### [REQUIREMENT]
Filter the data for lines with the word "AÑOS", then copy every line so identified.

[A run of records]
++++++++++++++++++++
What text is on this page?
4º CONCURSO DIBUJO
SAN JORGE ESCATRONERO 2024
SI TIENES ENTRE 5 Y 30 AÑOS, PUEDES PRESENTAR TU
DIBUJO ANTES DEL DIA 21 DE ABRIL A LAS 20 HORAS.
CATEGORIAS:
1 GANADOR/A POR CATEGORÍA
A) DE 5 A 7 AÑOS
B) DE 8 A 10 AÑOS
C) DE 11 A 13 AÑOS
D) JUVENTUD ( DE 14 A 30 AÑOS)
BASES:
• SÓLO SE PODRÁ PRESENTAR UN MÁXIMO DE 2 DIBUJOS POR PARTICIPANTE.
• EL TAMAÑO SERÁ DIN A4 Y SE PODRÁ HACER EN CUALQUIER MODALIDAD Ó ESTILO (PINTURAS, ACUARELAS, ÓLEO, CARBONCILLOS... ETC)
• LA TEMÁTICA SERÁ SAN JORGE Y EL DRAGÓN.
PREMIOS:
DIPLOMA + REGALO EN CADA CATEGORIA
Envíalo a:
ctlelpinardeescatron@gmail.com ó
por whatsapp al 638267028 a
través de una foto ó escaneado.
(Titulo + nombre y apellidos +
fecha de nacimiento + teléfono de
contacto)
++++++++++++++++++++
### [FINAL RESULT]
SI TIENES ENTRE 5 Y 30 AÑOS, PUEDES PRESENTAR TU
A) DE 5 A 7 AÑOS
B) DE 8 A 10 AÑOS
C) DE 11 A 13 AÑOS
D) JUVENTUD ( DE 14 A 30 AÑOS)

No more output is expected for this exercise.